● **Instructions to follow**
List all lines of the data containing the word "title".

(Excerpts from a figure dataset)
------------------------
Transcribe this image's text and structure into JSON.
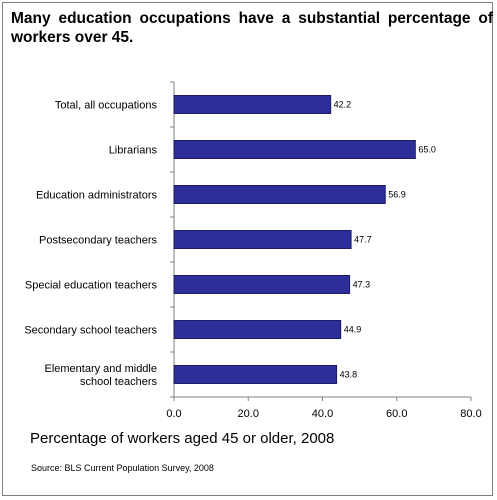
{
  "title": "Many education occupations have a substantial percentage of workers over 45.",
  "source": "Source: BLS Current Population Survey, 2008",
  "colors": {
    "bar": "#2e2e99",
    "bar_stroke": "#1b1b66",
    "axis": "#808080"
  },
  "chart_data": {
    "type": "bar",
    "orientation": "horizontal",
    "title": "Many education occupations have a substantial percentage of workers over 45.",
    "xlabel": "Percentage of workers aged 45 or older, 2008",
    "ylabel": "",
    "xlim": [
      0,
      80
    ],
    "xticks": [
      "0.0",
      "20.0",
      "40.0",
      "60.0",
      "80.0"
    ],
    "grid": false,
    "categories": [
      [
        "Total, all occupations"
      ],
      [
        "Librarians"
      ],
      [
        "Education administrators"
      ],
      [
        "Postsecondary teachers"
      ],
      [
        "Special education teachers"
      ],
      [
        "Secondary school teachers"
      ],
      [
        "Elementary and middle",
        "school teachers"
      ]
    ],
    "values": [
      42.2,
      65.0,
      56.9,
      47.7,
      47.3,
      44.9,
      43.8
    ],
    "value_labels": [
      "42.2",
      "65.0",
      "56.9",
      "47.7",
      "47.3",
      "44.9",
      "43.8"
    ]
  }
}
------------------------
● **Task response**
  "title": "Many education occupations have a substantial percentage of workers over 45.",
    "title": "Many education occupations have a substantial percentage of workers over 45.",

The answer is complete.